WHAT IS ASKED:
Your task is to repeat the entries exactly. Leave the pictures out.

STORED ROWS:
****************
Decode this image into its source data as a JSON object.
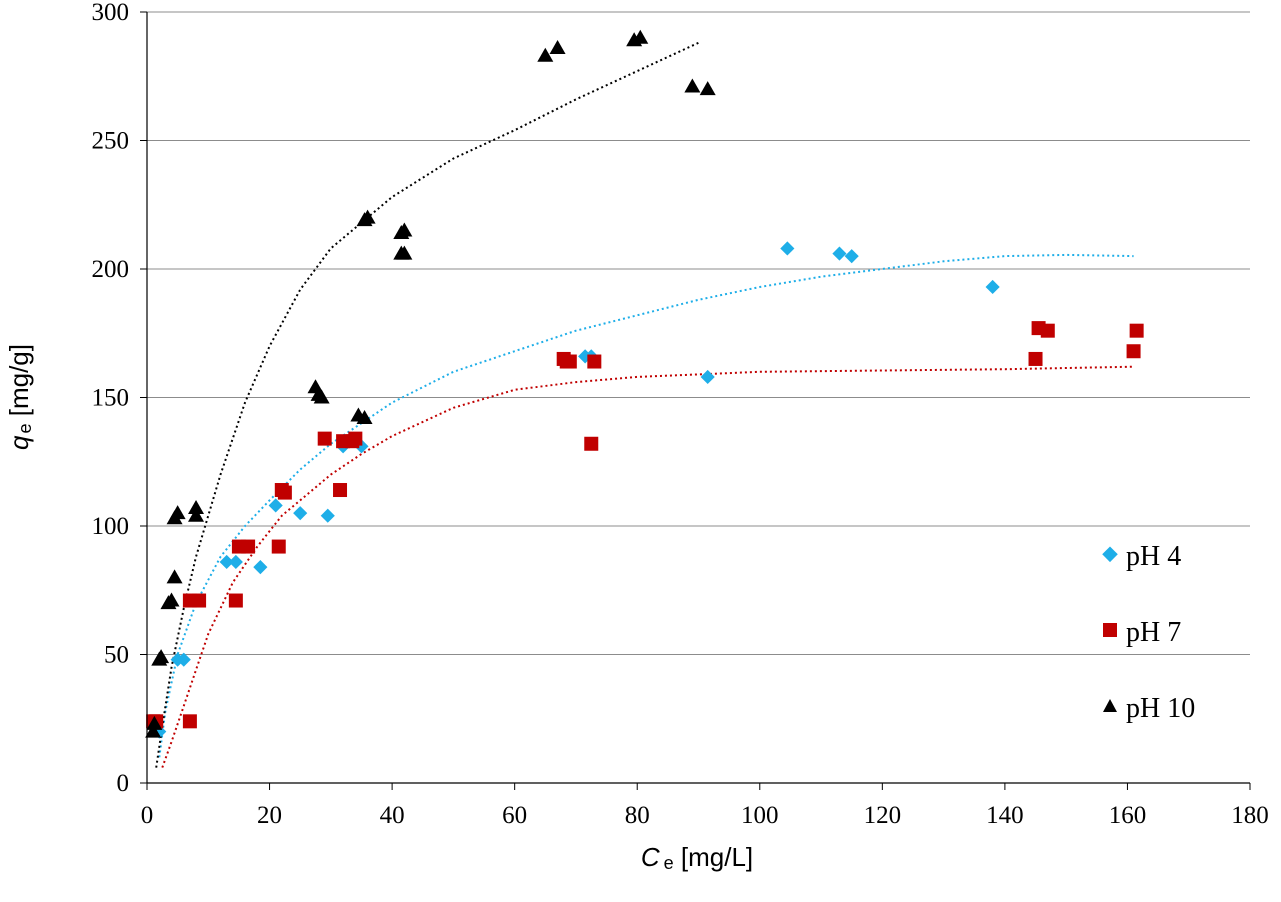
{
  "chart_data": {
    "type": "scatter",
    "xlabel": {
      "symbol": "C",
      "subscript": "e",
      "unit": " [mg/L]"
    },
    "ylabel": {
      "symbol": "q",
      "subscript": "e",
      "unit": " [mg/g]"
    },
    "xlim": [
      0,
      180
    ],
    "ylim": [
      0,
      300
    ],
    "xticks": [
      0,
      20,
      40,
      60,
      80,
      100,
      120,
      140,
      160,
      180
    ],
    "yticks": [
      0,
      50,
      100,
      150,
      200,
      250,
      300
    ],
    "grid": "horizontal",
    "legend_position": "right-bottom",
    "series": [
      {
        "name": "pH 4",
        "color": "#1EAEE8",
        "marker": "diamond",
        "points": [
          [
            2,
            20
          ],
          [
            1.5,
            22
          ],
          [
            5,
            48
          ],
          [
            6,
            48
          ],
          [
            13,
            86
          ],
          [
            14.5,
            86
          ],
          [
            18.5,
            84
          ],
          [
            21,
            108
          ],
          [
            25,
            105
          ],
          [
            29.5,
            104
          ],
          [
            32,
            131
          ],
          [
            35,
            131
          ],
          [
            71.5,
            166
          ],
          [
            72.5,
            166
          ],
          [
            91.5,
            158
          ],
          [
            104.5,
            208
          ],
          [
            113,
            206
          ],
          [
            115,
            205
          ],
          [
            138,
            193
          ]
        ],
        "fit": [
          [
            2,
            10
          ],
          [
            3,
            28
          ],
          [
            5,
            50
          ],
          [
            8,
            70
          ],
          [
            12,
            88
          ],
          [
            16,
            100
          ],
          [
            20,
            110
          ],
          [
            25,
            122
          ],
          [
            30,
            132
          ],
          [
            35,
            140
          ],
          [
            40,
            148
          ],
          [
            50,
            160
          ],
          [
            60,
            168
          ],
          [
            70,
            176
          ],
          [
            80,
            182
          ],
          [
            90,
            188
          ],
          [
            100,
            193
          ],
          [
            110,
            197
          ],
          [
            120,
            200
          ],
          [
            130,
            203
          ],
          [
            140,
            205
          ],
          [
            150,
            205.5
          ],
          [
            161,
            205
          ]
        ]
      },
      {
        "name": "pH 7",
        "color": "#C00000",
        "marker": "square",
        "points": [
          [
            1,
            24
          ],
          [
            1.5,
            24
          ],
          [
            7,
            24
          ],
          [
            7,
            71
          ],
          [
            8.5,
            71
          ],
          [
            14.5,
            71
          ],
          [
            15,
            92
          ],
          [
            16.5,
            92
          ],
          [
            21.5,
            92
          ],
          [
            22,
            114
          ],
          [
            22.5,
            113
          ],
          [
            29,
            134
          ],
          [
            31.5,
            114
          ],
          [
            32,
            133
          ],
          [
            33.5,
            133
          ],
          [
            34,
            134
          ],
          [
            68,
            165
          ],
          [
            68.5,
            164
          ],
          [
            69,
            164
          ],
          [
            72.5,
            132
          ],
          [
            73,
            164
          ],
          [
            145,
            165
          ],
          [
            145.5,
            177
          ],
          [
            147,
            176
          ],
          [
            161,
            168
          ],
          [
            161.5,
            176
          ]
        ],
        "fit": [
          [
            2.5,
            6
          ],
          [
            4,
            16
          ],
          [
            6,
            30
          ],
          [
            8,
            44
          ],
          [
            10,
            58
          ],
          [
            14,
            78
          ],
          [
            18,
            92
          ],
          [
            22,
            104
          ],
          [
            26,
            112
          ],
          [
            30,
            120
          ],
          [
            35,
            128
          ],
          [
            40,
            135
          ],
          [
            50,
            146
          ],
          [
            60,
            153
          ],
          [
            70,
            156
          ],
          [
            80,
            158
          ],
          [
            90,
            159
          ],
          [
            100,
            160
          ],
          [
            120,
            160.5
          ],
          [
            140,
            161
          ],
          [
            161,
            162
          ]
        ]
      },
      {
        "name": "pH 10",
        "color": "#000000",
        "marker": "triangle",
        "points": [
          [
            1,
            20
          ],
          [
            1.2,
            23
          ],
          [
            2,
            48
          ],
          [
            2.3,
            49
          ],
          [
            3.5,
            70
          ],
          [
            4,
            71
          ],
          [
            4.5,
            80
          ],
          [
            4.5,
            103
          ],
          [
            5,
            105
          ],
          [
            8,
            104
          ],
          [
            8,
            107
          ],
          [
            27.5,
            154
          ],
          [
            28,
            151
          ],
          [
            28.5,
            150
          ],
          [
            34.5,
            143
          ],
          [
            35.5,
            142
          ],
          [
            35.5,
            219
          ],
          [
            36,
            220
          ],
          [
            41.5,
            206
          ],
          [
            41.5,
            214
          ],
          [
            42,
            215
          ],
          [
            42,
            206
          ],
          [
            65,
            283
          ],
          [
            67,
            286
          ],
          [
            79.5,
            289
          ],
          [
            80.5,
            290
          ],
          [
            89,
            271
          ],
          [
            91.5,
            270
          ]
        ],
        "fit": [
          [
            1.5,
            6
          ],
          [
            2.5,
            22
          ],
          [
            4,
            45
          ],
          [
            6,
            68
          ],
          [
            8,
            88
          ],
          [
            12,
            120
          ],
          [
            16,
            148
          ],
          [
            20,
            170
          ],
          [
            25,
            192
          ],
          [
            30,
            208
          ],
          [
            40,
            228
          ],
          [
            50,
            243
          ],
          [
            60,
            254
          ],
          [
            70,
            266
          ],
          [
            80,
            277
          ],
          [
            90,
            288
          ]
        ]
      }
    ]
  }
}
****************
RESULT OF THE TASK:
Decode this image into its source data as a JSON object.
{
  "chart_data": {
    "type": "scatter",
    "xlabel": {
      "symbol": "C",
      "subscript": "e",
      "unit": " [mg/L]"
    },
    "ylabel": {
      "symbol": "q",
      "subscript": "e",
      "unit": " [mg/g]"
    },
    "xlim": [
      0,
      180
    ],
    "ylim": [
      0,
      300
    ],
    "xticks": [
      0,
      20,
      40,
      60,
      80,
      100,
      120,
      140,
      160,
      180
    ],
    "yticks": [
      0,
      50,
      100,
      150,
      200,
      250,
      300
    ],
    "grid": "horizontal",
    "legend_position": "right-bottom",
    "series": [
      {
        "name": "pH 4",
        "color": "#1EAEE8",
        "marker": "diamond",
        "points": [
          [
            2,
            20
          ],
          [
            1.5,
            22
          ],
          [
            5,
            48
          ],
          [
            6,
            48
          ],
          [
            13,
            86
          ],
          [
            14.5,
            86
          ],
          [
            18.5,
            84
          ],
          [
            21,
            108
          ],
          [
            25,
            105
          ],
          [
            29.5,
            104
          ],
          [
            32,
            131
          ],
          [
            35,
            131
          ],
          [
            71.5,
            166
          ],
          [
            72.5,
            166
          ],
          [
            91.5,
            158
          ],
          [
            104.5,
            208
          ],
          [
            113,
            206
          ],
          [
            115,
            205
          ],
          [
            138,
            193
          ]
        ],
        "fit": [
          [
            2,
            10
          ],
          [
            3,
            28
          ],
          [
            5,
            50
          ],
          [
            8,
            70
          ],
          [
            12,
            88
          ],
          [
            16,
            100
          ],
          [
            20,
            110
          ],
          [
            25,
            122
          ],
          [
            30,
            132
          ],
          [
            35,
            140
          ],
          [
            40,
            148
          ],
          [
            50,
            160
          ],
          [
            60,
            168
          ],
          [
            70,
            176
          ],
          [
            80,
            182
          ],
          [
            90,
            188
          ],
          [
            100,
            193
          ],
          [
            110,
            197
          ],
          [
            120,
            200
          ],
          [
            130,
            203
          ],
          [
            140,
            205
          ],
          [
            150,
            205.5
          ],
          [
            161,
            205
          ]
        ]
      },
      {
        "name": "pH 7",
        "color": "#C00000",
        "marker": "square",
        "points": [
          [
            1,
            24
          ],
          [
            1.5,
            24
          ],
          [
            7,
            24
          ],
          [
            7,
            71
          ],
          [
            8.5,
            71
          ],
          [
            14.5,
            71
          ],
          [
            15,
            92
          ],
          [
            16.5,
            92
          ],
          [
            21.5,
            92
          ],
          [
            22,
            114
          ],
          [
            22.5,
            113
          ],
          [
            29,
            134
          ],
          [
            31.5,
            114
          ],
          [
            32,
            133
          ],
          [
            33.5,
            133
          ],
          [
            34,
            134
          ],
          [
            68,
            165
          ],
          [
            68.5,
            164
          ],
          [
            69,
            164
          ],
          [
            72.5,
            132
          ],
          [
            73,
            164
          ],
          [
            145,
            165
          ],
          [
            145.5,
            177
          ],
          [
            147,
            176
          ],
          [
            161,
            168
          ],
          [
            161.5,
            176
          ]
        ],
        "fit": [
          [
            2.5,
            6
          ],
          [
            4,
            16
          ],
          [
            6,
            30
          ],
          [
            8,
            44
          ],
          [
            10,
            58
          ],
          [
            14,
            78
          ],
          [
            18,
            92
          ],
          [
            22,
            104
          ],
          [
            26,
            112
          ],
          [
            30,
            120
          ],
          [
            35,
            128
          ],
          [
            40,
            135
          ],
          [
            50,
            146
          ],
          [
            60,
            153
          ],
          [
            70,
            156
          ],
          [
            80,
            158
          ],
          [
            90,
            159
          ],
          [
            100,
            160
          ],
          [
            120,
            160.5
          ],
          [
            140,
            161
          ],
          [
            161,
            162
          ]
        ]
      },
      {
        "name": "pH 10",
        "color": "#000000",
        "marker": "triangle",
        "points": [
          [
            1,
            20
          ],
          [
            1.2,
            23
          ],
          [
            2,
            48
          ],
          [
            2.3,
            49
          ],
          [
            3.5,
            70
          ],
          [
            4,
            71
          ],
          [
            4.5,
            80
          ],
          [
            4.5,
            103
          ],
          [
            5,
            105
          ],
          [
            8,
            104
          ],
          [
            8,
            107
          ],
          [
            27.5,
            154
          ],
          [
            28,
            151
          ],
          [
            28.5,
            150
          ],
          [
            34.5,
            143
          ],
          [
            35.5,
            142
          ],
          [
            35.5,
            219
          ],
          [
            36,
            220
          ],
          [
            41.5,
            206
          ],
          [
            41.5,
            214
          ],
          [
            42,
            215
          ],
          [
            42,
            206
          ],
          [
            65,
            283
          ],
          [
            67,
            286
          ],
          [
            79.5,
            289
          ],
          [
            80.5,
            290
          ],
          [
            89,
            271
          ],
          [
            91.5,
            270
          ]
        ],
        "fit": [
          [
            1.5,
            6
          ],
          [
            2.5,
            22
          ],
          [
            4,
            45
          ],
          [
            6,
            68
          ],
          [
            8,
            88
          ],
          [
            12,
            120
          ],
          [
            16,
            148
          ],
          [
            20,
            170
          ],
          [
            25,
            192
          ],
          [
            30,
            208
          ],
          [
            40,
            228
          ],
          [
            50,
            243
          ],
          [
            60,
            254
          ],
          [
            70,
            266
          ],
          [
            80,
            277
          ],
          [
            90,
            288
          ]
        ]
      }
    ]
  }
}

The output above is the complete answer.